§ Problem description:
Any picture among the records should be left out, please; retype the rest exactly.

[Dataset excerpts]
— BEGIN —

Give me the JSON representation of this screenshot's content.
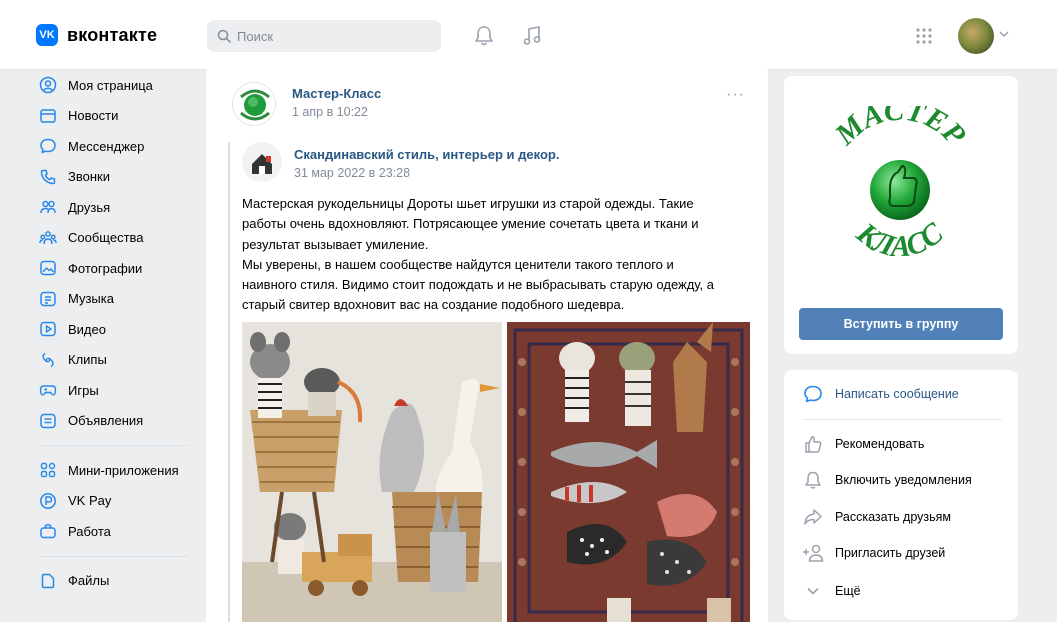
{
  "header": {
    "logo_mark": "VK",
    "logo_text": "вконтакте",
    "search_placeholder": "Поиск"
  },
  "sidebar": {
    "items": [
      {
        "label": "Моя страница",
        "icon": "user-circle-icon"
      },
      {
        "label": "Новости",
        "icon": "newspaper-icon"
      },
      {
        "label": "Мессенджер",
        "icon": "chat-bubble-icon"
      },
      {
        "label": "Звонки",
        "icon": "phone-icon"
      },
      {
        "label": "Друзья",
        "icon": "friends-icon"
      },
      {
        "label": "Сообщества",
        "icon": "communities-icon"
      },
      {
        "label": "Фотографии",
        "icon": "photo-icon"
      },
      {
        "label": "Музыка",
        "icon": "music-icon"
      },
      {
        "label": "Видео",
        "icon": "video-icon"
      },
      {
        "label": "Клипы",
        "icon": "clips-icon"
      },
      {
        "label": "Игры",
        "icon": "gamepad-icon"
      },
      {
        "label": "Объявления",
        "icon": "ads-icon"
      }
    ],
    "items2": [
      {
        "label": "Мини-приложения",
        "icon": "mini-apps-icon"
      },
      {
        "label": "VK Pay",
        "icon": "vkpay-icon"
      },
      {
        "label": "Работа",
        "icon": "briefcase-icon"
      }
    ],
    "items3": [
      {
        "label": "Файлы",
        "icon": "file-icon"
      }
    ]
  },
  "post": {
    "author": "Мастер-Класс",
    "date": "1 апр в 10:22",
    "more": "···",
    "repost_author": "Скандинавский стиль, интерьер и декор.",
    "repost_date": "31 мар 2022 в 23:28",
    "text_lines": [
      "Мастерская рукодельницы Дороты шьет игрушки из старой одежды. Такие",
      "работы очень вдохновляют. Потрясающее умение сочетать цвета и ткани и",
      "результат вызывает умиление.",
      "Мы уверены, в нашем сообществе найдутся ценители такого теплого и",
      "наивного стиля. Видимо стоит подождать и не выбрасывать старую одежду, а",
      "старый свитер вдохновит вас на создание подобного шедевра."
    ]
  },
  "group": {
    "logo_top": "МАСТЕР",
    "logo_bottom": "КЛАСС",
    "join_label": "Вступить в группу"
  },
  "actions": [
    {
      "label": "Написать сообщение",
      "icon": "message-icon"
    },
    {
      "label": "Рекомендовать",
      "icon": "thumbs-up-icon"
    },
    {
      "label": "Включить уведомления",
      "icon": "bell-icon"
    },
    {
      "label": "Рассказать друзьям",
      "icon": "share-icon"
    },
    {
      "label": "Пригласить друзей",
      "icon": "invite-icon"
    },
    {
      "label": "Ещё",
      "icon": "chevron-down-icon"
    }
  ],
  "colors": {
    "accent": "#0077ff",
    "link": "#2a5885",
    "button": "#5181b8",
    "icon": "#2688eb"
  }
}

— END —

§ Solution for this exercise:
Give me the JSON representation of this screenshot's content.
{
  "header": {
    "logo_mark": "VK",
    "logo_text": "вконтакте",
    "search_placeholder": "Поиск"
  },
  "sidebar": {
    "items": [
      {
        "label": "Моя страница",
        "icon": "user-circle-icon"
      },
      {
        "label": "Новости",
        "icon": "newspaper-icon"
      },
      {
        "label": "Мессенджер",
        "icon": "chat-bubble-icon"
      },
      {
        "label": "Звонки",
        "icon": "phone-icon"
      },
      {
        "label": "Друзья",
        "icon": "friends-icon"
      },
      {
        "label": "Сообщества",
        "icon": "communities-icon"
      },
      {
        "label": "Фотографии",
        "icon": "photo-icon"
      },
      {
        "label": "Музыка",
        "icon": "music-icon"
      },
      {
        "label": "Видео",
        "icon": "video-icon"
      },
      {
        "label": "Клипы",
        "icon": "clips-icon"
      },
      {
        "label": "Игры",
        "icon": "gamepad-icon"
      },
      {
        "label": "Объявления",
        "icon": "ads-icon"
      }
    ],
    "items2": [
      {
        "label": "Мини-приложения",
        "icon": "mini-apps-icon"
      },
      {
        "label": "VK Pay",
        "icon": "vkpay-icon"
      },
      {
        "label": "Работа",
        "icon": "briefcase-icon"
      }
    ],
    "items3": [
      {
        "label": "Файлы",
        "icon": "file-icon"
      }
    ]
  },
  "post": {
    "author": "Мастер-Класс",
    "date": "1 апр в 10:22",
    "more": "···",
    "repost_author": "Скандинавский стиль, интерьер и декор.",
    "repost_date": "31 мар 2022 в 23:28",
    "text_lines": [
      "Мастерская рукодельницы Дороты шьет игрушки из старой одежды. Такие",
      "работы очень вдохновляют. Потрясающее умение сочетать цвета и ткани и",
      "результат вызывает умиление.",
      "Мы уверены, в нашем сообществе найдутся ценители такого теплого и",
      "наивного стиля. Видимо стоит подождать и не выбрасывать старую одежду, а",
      "старый свитер вдохновит вас на создание подобного шедевра."
    ]
  },
  "group": {
    "logo_top": "МАСТЕР",
    "logo_bottom": "КЛАСС",
    "join_label": "Вступить в группу"
  },
  "actions": [
    {
      "label": "Написать сообщение",
      "icon": "message-icon"
    },
    {
      "label": "Рекомендовать",
      "icon": "thumbs-up-icon"
    },
    {
      "label": "Включить уведомления",
      "icon": "bell-icon"
    },
    {
      "label": "Рассказать друзьям",
      "icon": "share-icon"
    },
    {
      "label": "Пригласить друзей",
      "icon": "invite-icon"
    },
    {
      "label": "Ещё",
      "icon": "chevron-down-icon"
    }
  ],
  "colors": {
    "accent": "#0077ff",
    "link": "#2a5885",
    "button": "#5181b8",
    "icon": "#2688eb"
  }
}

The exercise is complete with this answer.